→ What the exercise asks
Skip the images and return the records below exactly.

--- start Data entries ---

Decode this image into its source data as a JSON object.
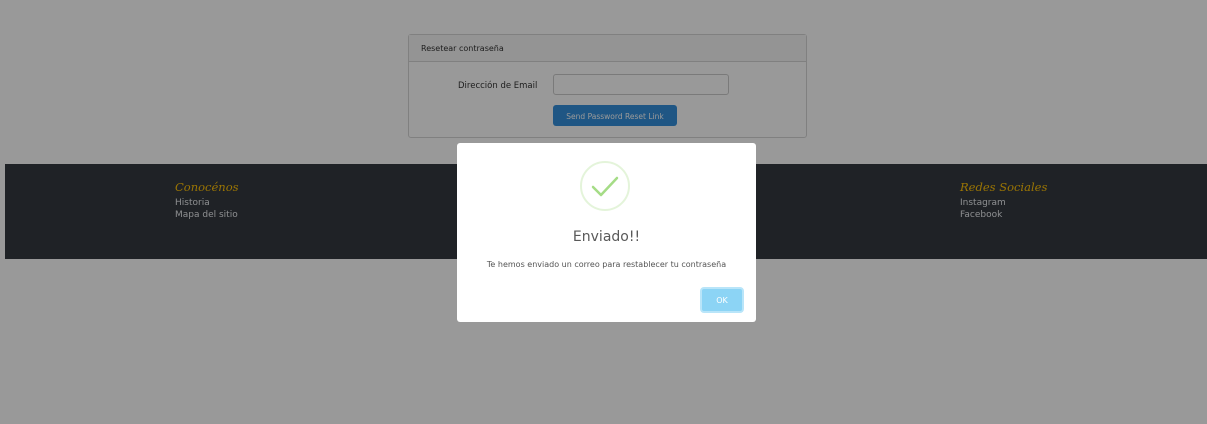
{
  "reset_form": {
    "header": "Resetear contraseña",
    "email_label": "Dirección de Email",
    "email_value": "",
    "submit_label": "Send Password Reset Link"
  },
  "footer": {
    "left": {
      "title": "Conocénos",
      "links": [
        "Historia",
        "Mapa del sitio"
      ]
    },
    "right": {
      "title": "Redes Sociales",
      "links": [
        "Instagram",
        "Facebook"
      ]
    }
  },
  "modal": {
    "icon": "success-check-icon",
    "title": "Enviado!!",
    "text": "Te hemos enviado un correo para restablecer tu contraseña",
    "ok_label": "OK"
  },
  "colors": {
    "overlay": "#959595",
    "footer_bg": "#343a40",
    "footer_title": "#ffc107",
    "primary_button": "#3490dc",
    "ok_button": "#8cd4f5",
    "success": "#a5dc86"
  }
}
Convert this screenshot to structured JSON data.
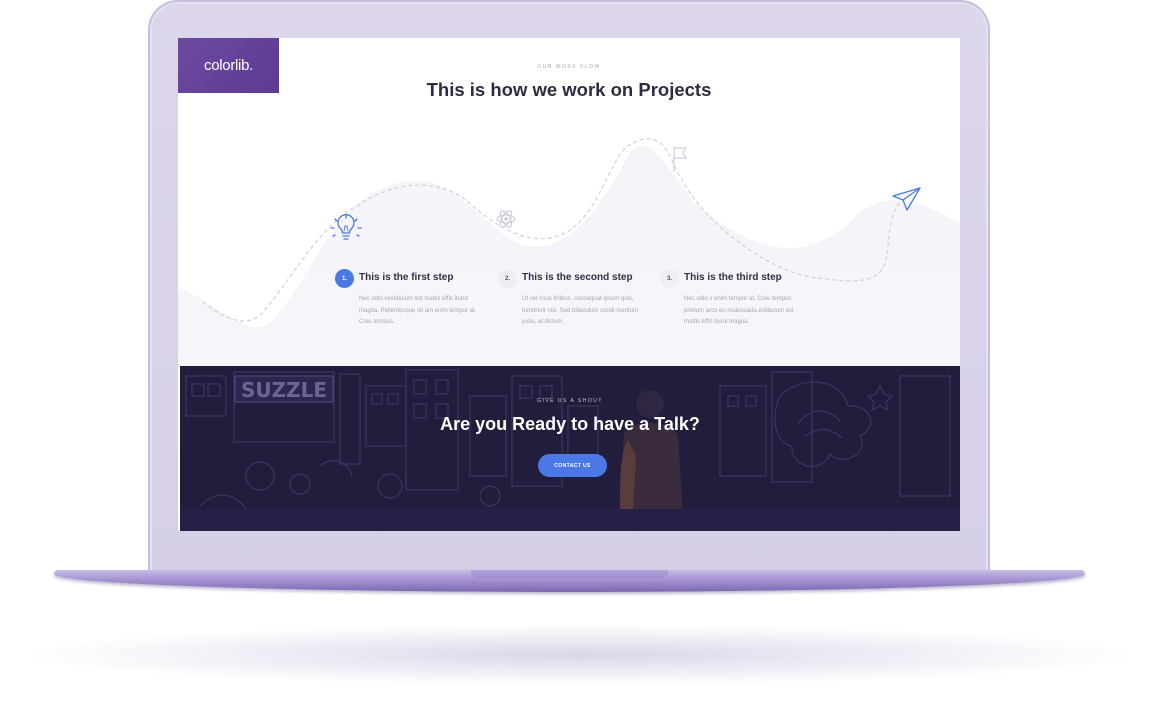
{
  "logo": {
    "text": "colorlib."
  },
  "workflow": {
    "eyebrow": "OUR WORK FLOW",
    "title": "This is how we work on Projects",
    "steps": [
      {
        "number": "1.",
        "title": "This is the first step",
        "body": "Nec odio vestibulum est mattis effic iturut magna. Pellentesque sit am enim tempor at. Cras tempus.",
        "active": true
      },
      {
        "number": "2.",
        "title": "This is the second step",
        "body": "Ut vel risus finibus, consequat ipsum quis, hendrerit nisi. Sed bibendum condi-mentum justo, at dictum.",
        "active": false
      },
      {
        "number": "3.",
        "title": "This is the third step",
        "body": "Nec odio v enim tempor at. Cras tempus pretium arcu eu malesuada.estibulum est mattis effic iturut magna.",
        "active": false
      }
    ],
    "icons": [
      "lightbulb-icon",
      "atom-icon",
      "flag-icon",
      "paper-plane-icon"
    ]
  },
  "cta": {
    "eyebrow": "GIVE US A SHOUT",
    "title": "Are you Ready to have a Talk?",
    "button_label": "CONTACT US",
    "sign_text": "SUZZLE"
  },
  "colors": {
    "accent": "#4a79e6",
    "logo_bg": "#6d4aa2",
    "heading": "#2c2d42",
    "cta_bg": "#231d3d",
    "laptop": "#d6cfe6"
  }
}
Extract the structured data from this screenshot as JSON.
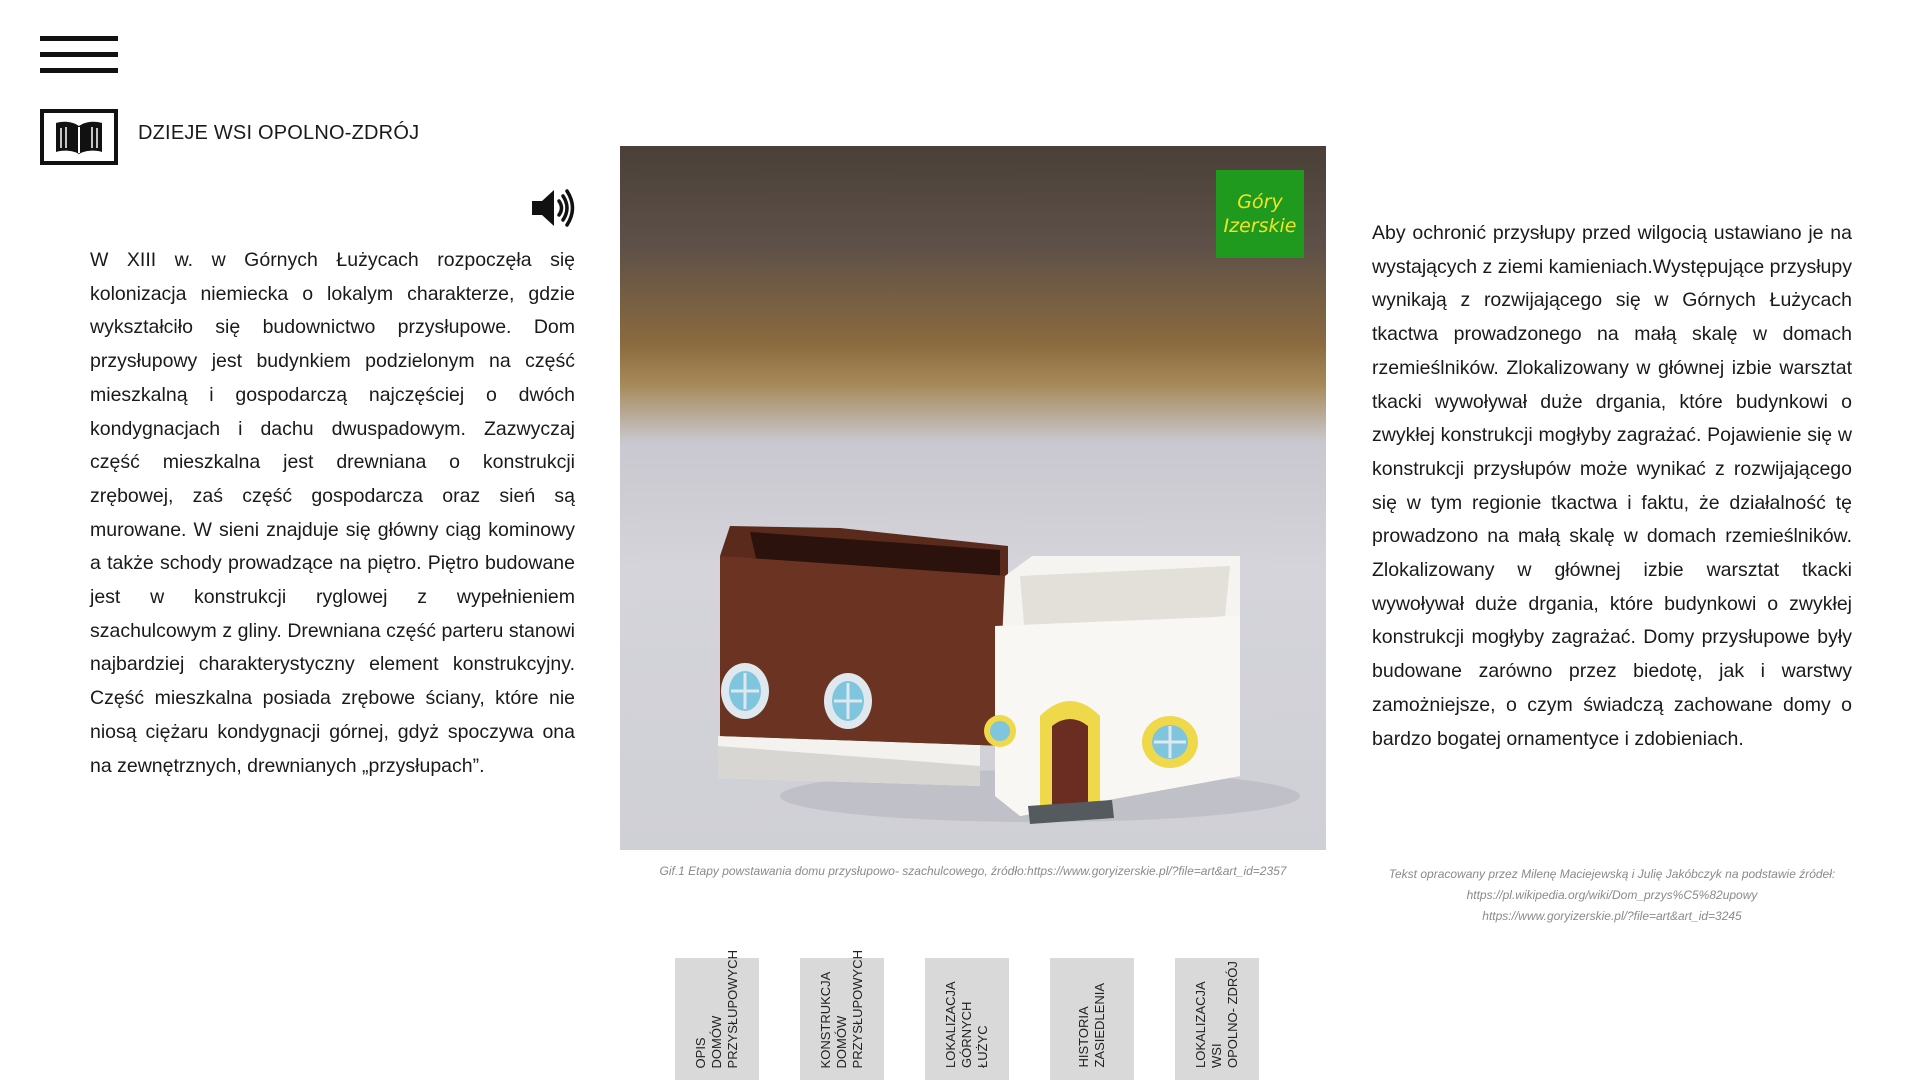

--- end Data entries ---

→ The result
Decode this image into its source data as a JSON object.
{
  "reset_form": {
    "header": "Resetear contraseña",
    "email_label": "Dirección de Email",
    "email_value": "",
    "submit_label": "Send Password Reset Link"
  },
  "footer": {
    "left": {
      "title": "Conocénos",
      "links": [
        "Historia",
        "Mapa del sitio"
      ]
    },
    "right": {
      "title": "Redes Sociales",
      "links": [
        "Instagram",
        "Facebook"
      ]
    }
  },
  "modal": {
    "icon": "success-check-icon",
    "title": "Enviado!!",
    "text": "Te hemos enviado un correo para restablecer tu contraseña",
    "ok_label": "OK"
  },
  "colors": {
    "overlay": "#959595",
    "footer_bg": "#343a40",
    "footer_title": "#ffc107",
    "primary_button": "#3490dc",
    "ok_button": "#8cd4f5",
    "success": "#a5dc86"
  }
}
Convert this screenshot to structured JSON data.
{
  "logo": {
    "text": "colorlib."
  },
  "workflow": {
    "eyebrow": "OUR WORK FLOW",
    "title": "This is how we work on Projects",
    "steps": [
      {
        "number": "1.",
        "title": "This is the first step",
        "body": "Nec odio vestibulum est mattis effic iturut magna. Pellentesque sit am enim tempor at. Cras tempus.",
        "active": true
      },
      {
        "number": "2.",
        "title": "This is the second step",
        "body": "Ut vel risus finibus, consequat ipsum quis, hendrerit nisi. Sed bibendum condi-mentum justo, at dictum.",
        "active": false
      },
      {
        "number": "3.",
        "title": "This is the third step",
        "body": "Nec odio v enim tempor at. Cras tempus pretium arcu eu malesuada.estibulum est mattis effic iturut magna.",
        "active": false
      }
    ],
    "icons": [
      "lightbulb-icon",
      "atom-icon",
      "flag-icon",
      "paper-plane-icon"
    ]
  },
  "cta": {
    "eyebrow": "GIVE US A SHOUT",
    "title": "Are you Ready to have a Talk?",
    "button_label": "CONTACT US",
    "sign_text": "SUZZLE"
  },
  "colors": {
    "accent": "#4a79e6",
    "logo_bg": "#6d4aa2",
    "heading": "#2c2d42",
    "cta_bg": "#231d3d",
    "laptop": "#d6cfe6"
  }
}
Extract the structured data from this screenshot as JSON.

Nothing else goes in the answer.